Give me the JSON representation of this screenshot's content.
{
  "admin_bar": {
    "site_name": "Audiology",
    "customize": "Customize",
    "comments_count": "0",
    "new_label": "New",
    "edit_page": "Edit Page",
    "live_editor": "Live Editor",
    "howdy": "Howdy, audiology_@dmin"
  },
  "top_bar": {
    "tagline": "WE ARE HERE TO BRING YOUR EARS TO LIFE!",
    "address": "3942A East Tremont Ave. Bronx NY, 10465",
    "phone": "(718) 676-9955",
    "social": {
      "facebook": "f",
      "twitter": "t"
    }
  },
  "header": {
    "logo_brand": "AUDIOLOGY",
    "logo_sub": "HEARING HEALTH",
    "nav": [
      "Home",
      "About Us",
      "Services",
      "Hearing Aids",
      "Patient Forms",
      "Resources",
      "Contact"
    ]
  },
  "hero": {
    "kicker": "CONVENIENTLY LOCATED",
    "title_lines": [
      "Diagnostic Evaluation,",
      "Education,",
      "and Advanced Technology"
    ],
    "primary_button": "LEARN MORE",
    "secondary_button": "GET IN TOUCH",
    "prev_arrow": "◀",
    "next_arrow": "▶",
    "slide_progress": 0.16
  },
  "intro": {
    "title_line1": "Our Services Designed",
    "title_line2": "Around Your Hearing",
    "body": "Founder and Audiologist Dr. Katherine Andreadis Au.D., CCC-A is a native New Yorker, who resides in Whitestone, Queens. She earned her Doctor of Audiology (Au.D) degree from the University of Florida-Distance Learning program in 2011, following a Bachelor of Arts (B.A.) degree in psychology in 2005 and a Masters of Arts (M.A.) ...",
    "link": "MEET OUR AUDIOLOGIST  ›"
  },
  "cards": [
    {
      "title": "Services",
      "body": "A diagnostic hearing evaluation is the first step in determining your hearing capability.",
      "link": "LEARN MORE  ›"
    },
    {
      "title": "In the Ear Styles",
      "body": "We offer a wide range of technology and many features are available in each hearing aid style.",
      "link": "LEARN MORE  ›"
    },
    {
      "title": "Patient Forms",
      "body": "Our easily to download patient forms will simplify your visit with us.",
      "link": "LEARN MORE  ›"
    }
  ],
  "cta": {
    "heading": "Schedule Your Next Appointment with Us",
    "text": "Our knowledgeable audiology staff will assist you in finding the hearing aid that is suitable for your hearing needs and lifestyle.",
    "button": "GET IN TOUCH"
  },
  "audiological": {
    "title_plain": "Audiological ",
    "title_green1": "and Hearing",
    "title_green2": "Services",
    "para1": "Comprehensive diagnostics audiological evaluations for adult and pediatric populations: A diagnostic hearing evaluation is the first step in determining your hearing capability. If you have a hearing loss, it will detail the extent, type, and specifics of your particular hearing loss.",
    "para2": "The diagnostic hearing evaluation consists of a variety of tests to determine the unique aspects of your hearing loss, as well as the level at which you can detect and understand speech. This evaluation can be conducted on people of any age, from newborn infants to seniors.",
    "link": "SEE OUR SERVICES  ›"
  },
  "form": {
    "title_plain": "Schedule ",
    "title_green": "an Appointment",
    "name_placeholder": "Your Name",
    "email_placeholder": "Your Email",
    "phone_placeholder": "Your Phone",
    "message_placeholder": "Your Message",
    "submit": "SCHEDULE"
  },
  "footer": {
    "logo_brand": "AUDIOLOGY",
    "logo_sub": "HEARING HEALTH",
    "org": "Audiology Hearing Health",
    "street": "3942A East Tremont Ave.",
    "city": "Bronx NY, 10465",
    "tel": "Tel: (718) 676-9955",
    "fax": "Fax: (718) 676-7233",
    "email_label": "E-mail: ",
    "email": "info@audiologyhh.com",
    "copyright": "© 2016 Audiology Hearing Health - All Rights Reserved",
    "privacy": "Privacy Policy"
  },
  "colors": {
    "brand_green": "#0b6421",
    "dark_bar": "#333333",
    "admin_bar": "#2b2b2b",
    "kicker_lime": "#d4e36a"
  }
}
────────────────
The records above are to be repeated exactly, in their entirety.

Give me the JSON representation of this screenshot's content.
{
  "admin_bar": {
    "site_name": "Audiology",
    "customize": "Customize",
    "comments_count": "0",
    "new_label": "New",
    "edit_page": "Edit Page",
    "live_editor": "Live Editor",
    "howdy": "Howdy, audiology_@dmin"
  },
  "top_bar": {
    "tagline": "WE ARE HERE TO BRING YOUR EARS TO LIFE!",
    "address": "3942A East Tremont Ave. Bronx NY, 10465",
    "phone": "(718) 676-9955",
    "social": {
      "facebook": "f",
      "twitter": "t"
    }
  },
  "header": {
    "logo_brand": "AUDIOLOGY",
    "logo_sub": "HEARING HEALTH",
    "nav": [
      "Home",
      "About Us",
      "Services",
      "Hearing Aids",
      "Patient Forms",
      "Resources",
      "Contact"
    ]
  },
  "hero": {
    "kicker": "CONVENIENTLY LOCATED",
    "title_lines": [
      "Diagnostic Evaluation,",
      "Education,",
      "and Advanced Technology"
    ],
    "primary_button": "LEARN MORE",
    "secondary_button": "GET IN TOUCH",
    "prev_arrow": "◀",
    "next_arrow": "▶",
    "slide_progress": 0.16
  },
  "intro": {
    "title_line1": "Our Services Designed",
    "title_line2": "Around Your Hearing",
    "body": "Founder and Audiologist Dr. Katherine Andreadis Au.D., CCC-A is a native New Yorker, who resides in Whitestone, Queens. She earned her Doctor of Audiology (Au.D) degree from the University of Florida-Distance Learning program in 2011, following a Bachelor of Arts (B.A.) degree in psychology in 2005 and a Masters of Arts (M.A.) ...",
    "link": "MEET OUR AUDIOLOGIST  ›"
  },
  "cards": [
    {
      "title": "Services",
      "body": "A diagnostic hearing evaluation is the first step in determining your hearing capability.",
      "link": "LEARN MORE  ›"
    },
    {
      "title": "In the Ear Styles",
      "body": "We offer a wide range of technology and many features are available in each hearing aid style.",
      "link": "LEARN MORE  ›"
    },
    {
      "title": "Patient Forms",
      "body": "Our easily to download patient forms will simplify your visit with us.",
      "link": "LEARN MORE  ›"
    }
  ],
  "cta": {
    "heading": "Schedule Your Next Appointment with Us",
    "text": "Our knowledgeable audiology staff will assist you in finding the hearing aid that is suitable for your hearing needs and lifestyle.",
    "button": "GET IN TOUCH"
  },
  "audiological": {
    "title_plain": "Audiological ",
    "title_green1": "and Hearing",
    "title_green2": "Services",
    "para1": "Comprehensive diagnostics audiological evaluations for adult and pediatric populations: A diagnostic hearing evaluation is the first step in determining your hearing capability. If you have a hearing loss, it will detail the extent, type, and specifics of your particular hearing loss.",
    "para2": "The diagnostic hearing evaluation consists of a variety of tests to determine the unique aspects of your hearing loss, as well as the level at which you can detect and understand speech. This evaluation can be conducted on people of any age, from newborn infants to seniors.",
    "link": "SEE OUR SERVICES  ›"
  },
  "form": {
    "title_plain": "Schedule ",
    "title_green": "an Appointment",
    "name_placeholder": "Your Name",
    "email_placeholder": "Your Email",
    "phone_placeholder": "Your Phone",
    "message_placeholder": "Your Message",
    "submit": "SCHEDULE"
  },
  "footer": {
    "logo_brand": "AUDIOLOGY",
    "logo_sub": "HEARING HEALTH",
    "org": "Audiology Hearing Health",
    "street": "3942A East Tremont Ave.",
    "city": "Bronx NY, 10465",
    "tel": "Tel: (718) 676-9955",
    "fax": "Fax: (718) 676-7233",
    "email_label": "E-mail: ",
    "email": "info@audiologyhh.com",
    "copyright": "© 2016 Audiology Hearing Health - All Rights Reserved",
    "privacy": "Privacy Policy"
  },
  "colors": {
    "brand_green": "#0b6421",
    "dark_bar": "#333333",
    "admin_bar": "#2b2b2b",
    "kicker_lime": "#d4e36a"
  }
}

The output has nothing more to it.